# BRIEF:
Every line with the string "Volume" should be gathered.
=====
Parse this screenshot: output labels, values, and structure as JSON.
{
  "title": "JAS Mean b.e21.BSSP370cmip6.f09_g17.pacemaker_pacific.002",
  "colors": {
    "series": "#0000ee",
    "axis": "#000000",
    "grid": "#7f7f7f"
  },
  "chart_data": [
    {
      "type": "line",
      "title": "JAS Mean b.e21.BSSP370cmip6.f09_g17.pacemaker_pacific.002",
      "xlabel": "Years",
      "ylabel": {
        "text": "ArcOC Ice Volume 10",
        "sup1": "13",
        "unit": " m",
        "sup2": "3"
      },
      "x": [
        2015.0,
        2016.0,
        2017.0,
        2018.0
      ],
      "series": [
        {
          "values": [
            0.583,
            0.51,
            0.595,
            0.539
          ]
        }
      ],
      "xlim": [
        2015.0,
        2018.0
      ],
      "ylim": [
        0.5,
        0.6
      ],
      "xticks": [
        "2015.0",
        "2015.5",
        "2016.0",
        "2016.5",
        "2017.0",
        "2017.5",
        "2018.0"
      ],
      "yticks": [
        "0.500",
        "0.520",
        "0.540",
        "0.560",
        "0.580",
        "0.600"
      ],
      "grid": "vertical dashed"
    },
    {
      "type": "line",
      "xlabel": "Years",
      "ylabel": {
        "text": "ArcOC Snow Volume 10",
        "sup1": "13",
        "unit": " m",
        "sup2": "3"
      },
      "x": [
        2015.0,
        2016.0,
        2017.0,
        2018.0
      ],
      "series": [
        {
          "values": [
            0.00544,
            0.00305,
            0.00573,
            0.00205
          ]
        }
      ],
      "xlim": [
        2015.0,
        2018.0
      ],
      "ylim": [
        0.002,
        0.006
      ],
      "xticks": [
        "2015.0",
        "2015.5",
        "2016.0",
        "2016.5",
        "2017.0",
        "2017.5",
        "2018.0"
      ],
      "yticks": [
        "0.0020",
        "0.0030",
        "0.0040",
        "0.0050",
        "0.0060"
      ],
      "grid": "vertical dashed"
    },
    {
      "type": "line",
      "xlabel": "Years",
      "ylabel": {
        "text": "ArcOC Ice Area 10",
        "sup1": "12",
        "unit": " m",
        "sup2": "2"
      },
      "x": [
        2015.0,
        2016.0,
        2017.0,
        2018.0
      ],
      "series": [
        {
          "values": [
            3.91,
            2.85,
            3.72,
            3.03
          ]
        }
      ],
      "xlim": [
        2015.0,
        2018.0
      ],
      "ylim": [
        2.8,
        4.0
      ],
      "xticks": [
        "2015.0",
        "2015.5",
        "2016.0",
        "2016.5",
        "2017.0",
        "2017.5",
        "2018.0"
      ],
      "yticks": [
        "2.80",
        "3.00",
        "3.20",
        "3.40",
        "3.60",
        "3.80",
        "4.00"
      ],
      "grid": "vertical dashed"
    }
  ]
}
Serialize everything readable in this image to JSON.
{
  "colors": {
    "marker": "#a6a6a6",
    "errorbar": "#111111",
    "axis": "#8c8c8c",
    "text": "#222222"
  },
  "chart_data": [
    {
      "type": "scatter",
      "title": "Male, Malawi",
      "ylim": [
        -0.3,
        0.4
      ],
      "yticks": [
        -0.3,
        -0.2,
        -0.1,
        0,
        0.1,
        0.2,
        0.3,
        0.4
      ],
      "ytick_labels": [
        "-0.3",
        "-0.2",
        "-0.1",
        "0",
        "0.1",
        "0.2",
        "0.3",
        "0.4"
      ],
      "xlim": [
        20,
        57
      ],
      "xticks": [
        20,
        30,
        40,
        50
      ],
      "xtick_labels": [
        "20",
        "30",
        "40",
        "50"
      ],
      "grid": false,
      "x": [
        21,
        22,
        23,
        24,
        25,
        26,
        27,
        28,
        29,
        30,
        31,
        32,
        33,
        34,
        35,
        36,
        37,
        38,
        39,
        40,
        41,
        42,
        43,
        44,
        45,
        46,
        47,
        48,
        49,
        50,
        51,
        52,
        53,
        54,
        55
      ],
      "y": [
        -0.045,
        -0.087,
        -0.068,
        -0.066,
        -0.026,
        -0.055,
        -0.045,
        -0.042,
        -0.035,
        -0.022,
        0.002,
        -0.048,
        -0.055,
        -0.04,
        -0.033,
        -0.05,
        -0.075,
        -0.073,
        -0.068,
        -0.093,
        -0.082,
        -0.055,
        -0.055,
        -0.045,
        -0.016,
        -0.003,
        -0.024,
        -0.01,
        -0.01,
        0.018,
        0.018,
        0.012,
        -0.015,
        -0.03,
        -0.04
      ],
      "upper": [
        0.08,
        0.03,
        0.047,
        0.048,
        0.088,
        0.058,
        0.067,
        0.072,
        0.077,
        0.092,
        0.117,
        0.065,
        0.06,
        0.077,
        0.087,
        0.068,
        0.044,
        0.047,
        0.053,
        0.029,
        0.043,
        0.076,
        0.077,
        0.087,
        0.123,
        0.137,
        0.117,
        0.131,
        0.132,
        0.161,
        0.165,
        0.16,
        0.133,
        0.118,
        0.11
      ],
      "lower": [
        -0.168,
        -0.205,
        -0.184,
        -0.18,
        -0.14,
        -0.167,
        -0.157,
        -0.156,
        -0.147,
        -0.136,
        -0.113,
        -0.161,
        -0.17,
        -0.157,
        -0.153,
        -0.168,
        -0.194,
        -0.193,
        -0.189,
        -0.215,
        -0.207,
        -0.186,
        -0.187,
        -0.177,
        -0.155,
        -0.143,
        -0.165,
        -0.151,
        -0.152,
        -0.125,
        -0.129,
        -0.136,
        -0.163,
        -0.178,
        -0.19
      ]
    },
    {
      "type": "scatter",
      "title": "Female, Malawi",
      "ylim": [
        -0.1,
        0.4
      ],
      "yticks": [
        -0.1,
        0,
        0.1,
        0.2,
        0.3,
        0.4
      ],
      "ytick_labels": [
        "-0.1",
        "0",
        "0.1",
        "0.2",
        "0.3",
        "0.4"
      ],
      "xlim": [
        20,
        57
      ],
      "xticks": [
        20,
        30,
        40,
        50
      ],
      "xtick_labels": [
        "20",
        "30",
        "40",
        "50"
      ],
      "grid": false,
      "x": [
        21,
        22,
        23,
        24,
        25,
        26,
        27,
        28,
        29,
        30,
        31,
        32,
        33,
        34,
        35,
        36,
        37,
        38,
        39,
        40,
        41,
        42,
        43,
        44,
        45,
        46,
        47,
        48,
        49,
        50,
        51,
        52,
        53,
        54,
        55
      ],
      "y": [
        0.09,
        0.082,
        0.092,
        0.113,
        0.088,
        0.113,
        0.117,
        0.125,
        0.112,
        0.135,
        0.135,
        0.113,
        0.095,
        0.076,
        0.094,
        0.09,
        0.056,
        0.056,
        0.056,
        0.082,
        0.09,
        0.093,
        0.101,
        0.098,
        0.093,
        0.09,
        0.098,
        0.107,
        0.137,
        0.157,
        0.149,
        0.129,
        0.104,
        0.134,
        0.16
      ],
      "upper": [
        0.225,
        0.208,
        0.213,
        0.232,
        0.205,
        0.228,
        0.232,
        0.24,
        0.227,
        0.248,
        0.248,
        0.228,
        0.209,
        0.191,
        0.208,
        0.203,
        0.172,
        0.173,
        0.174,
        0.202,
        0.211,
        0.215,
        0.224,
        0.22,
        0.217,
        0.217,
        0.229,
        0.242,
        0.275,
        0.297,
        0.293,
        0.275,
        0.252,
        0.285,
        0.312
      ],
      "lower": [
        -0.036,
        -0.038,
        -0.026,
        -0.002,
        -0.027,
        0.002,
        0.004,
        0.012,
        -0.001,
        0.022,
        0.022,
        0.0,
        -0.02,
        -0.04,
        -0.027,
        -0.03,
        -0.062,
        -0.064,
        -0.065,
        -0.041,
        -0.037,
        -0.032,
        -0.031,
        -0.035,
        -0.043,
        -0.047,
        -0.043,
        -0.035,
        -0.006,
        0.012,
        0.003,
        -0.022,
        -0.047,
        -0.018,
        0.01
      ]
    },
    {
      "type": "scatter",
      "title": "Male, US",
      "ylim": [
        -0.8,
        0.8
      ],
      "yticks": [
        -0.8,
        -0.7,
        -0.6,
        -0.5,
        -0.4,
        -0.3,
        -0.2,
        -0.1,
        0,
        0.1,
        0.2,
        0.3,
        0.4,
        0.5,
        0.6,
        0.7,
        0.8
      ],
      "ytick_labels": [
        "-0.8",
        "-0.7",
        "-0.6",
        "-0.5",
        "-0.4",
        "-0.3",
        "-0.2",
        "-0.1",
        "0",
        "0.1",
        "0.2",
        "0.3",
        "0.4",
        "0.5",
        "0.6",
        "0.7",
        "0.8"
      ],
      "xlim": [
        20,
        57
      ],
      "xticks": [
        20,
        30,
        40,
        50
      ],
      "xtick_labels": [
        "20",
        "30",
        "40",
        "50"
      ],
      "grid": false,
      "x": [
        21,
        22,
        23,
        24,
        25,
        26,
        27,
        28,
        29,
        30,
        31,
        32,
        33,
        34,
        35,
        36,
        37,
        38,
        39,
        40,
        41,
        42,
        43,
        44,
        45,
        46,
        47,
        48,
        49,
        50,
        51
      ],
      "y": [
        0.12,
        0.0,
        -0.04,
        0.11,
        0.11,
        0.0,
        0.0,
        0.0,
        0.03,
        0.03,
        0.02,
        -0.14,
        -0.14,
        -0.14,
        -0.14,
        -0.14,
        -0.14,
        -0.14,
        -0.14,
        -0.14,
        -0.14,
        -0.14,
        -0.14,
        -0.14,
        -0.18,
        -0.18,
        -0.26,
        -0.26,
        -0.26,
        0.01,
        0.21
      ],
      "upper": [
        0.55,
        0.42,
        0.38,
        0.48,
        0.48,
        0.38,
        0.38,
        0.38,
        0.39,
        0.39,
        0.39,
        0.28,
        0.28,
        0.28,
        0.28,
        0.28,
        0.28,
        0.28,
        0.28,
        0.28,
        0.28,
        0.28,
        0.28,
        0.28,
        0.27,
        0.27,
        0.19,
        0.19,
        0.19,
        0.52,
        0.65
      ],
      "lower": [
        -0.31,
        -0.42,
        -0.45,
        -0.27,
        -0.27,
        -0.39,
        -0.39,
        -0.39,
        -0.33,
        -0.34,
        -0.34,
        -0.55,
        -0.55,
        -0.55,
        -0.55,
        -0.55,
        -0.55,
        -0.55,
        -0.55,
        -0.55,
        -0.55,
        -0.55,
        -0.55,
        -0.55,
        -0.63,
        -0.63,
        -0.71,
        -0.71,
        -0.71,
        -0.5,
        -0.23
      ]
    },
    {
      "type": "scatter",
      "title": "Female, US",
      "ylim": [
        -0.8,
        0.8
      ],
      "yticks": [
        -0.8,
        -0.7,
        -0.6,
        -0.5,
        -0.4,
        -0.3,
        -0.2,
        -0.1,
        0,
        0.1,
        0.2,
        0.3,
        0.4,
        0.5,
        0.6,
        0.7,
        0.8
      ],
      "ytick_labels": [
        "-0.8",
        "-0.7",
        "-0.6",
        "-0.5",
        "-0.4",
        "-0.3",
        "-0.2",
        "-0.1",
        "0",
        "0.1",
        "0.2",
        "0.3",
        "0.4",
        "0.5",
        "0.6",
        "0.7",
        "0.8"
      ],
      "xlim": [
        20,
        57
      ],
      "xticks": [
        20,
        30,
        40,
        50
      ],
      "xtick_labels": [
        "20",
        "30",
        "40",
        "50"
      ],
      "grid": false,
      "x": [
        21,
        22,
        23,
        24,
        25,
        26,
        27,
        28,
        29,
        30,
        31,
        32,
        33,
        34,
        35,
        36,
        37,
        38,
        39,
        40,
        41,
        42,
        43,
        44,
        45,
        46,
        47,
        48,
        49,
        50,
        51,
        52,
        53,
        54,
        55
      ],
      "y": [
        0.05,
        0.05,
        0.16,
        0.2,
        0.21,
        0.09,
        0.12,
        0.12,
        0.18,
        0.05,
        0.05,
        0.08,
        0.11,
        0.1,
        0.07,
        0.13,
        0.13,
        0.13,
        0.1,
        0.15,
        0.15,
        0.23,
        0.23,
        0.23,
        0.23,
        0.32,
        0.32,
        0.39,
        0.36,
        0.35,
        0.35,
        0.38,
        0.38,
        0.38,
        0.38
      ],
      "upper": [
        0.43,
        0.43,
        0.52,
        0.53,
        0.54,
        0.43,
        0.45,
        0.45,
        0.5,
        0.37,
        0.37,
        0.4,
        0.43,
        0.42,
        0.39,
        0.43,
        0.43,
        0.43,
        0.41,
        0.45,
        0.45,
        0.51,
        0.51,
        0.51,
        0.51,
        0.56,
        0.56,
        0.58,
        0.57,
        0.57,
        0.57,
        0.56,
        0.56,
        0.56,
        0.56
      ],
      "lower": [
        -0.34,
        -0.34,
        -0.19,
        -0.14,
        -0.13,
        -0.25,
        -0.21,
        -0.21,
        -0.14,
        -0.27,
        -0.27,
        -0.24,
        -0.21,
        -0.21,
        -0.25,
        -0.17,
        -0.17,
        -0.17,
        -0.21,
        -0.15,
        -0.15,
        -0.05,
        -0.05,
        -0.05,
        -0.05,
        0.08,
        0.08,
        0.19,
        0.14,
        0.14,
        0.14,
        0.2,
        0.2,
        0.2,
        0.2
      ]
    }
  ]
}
=====
# COMPLETED EXERCISE:
        "text": "ArcOC Ice Volume 10",
        "text": "ArcOC Snow Volume 10",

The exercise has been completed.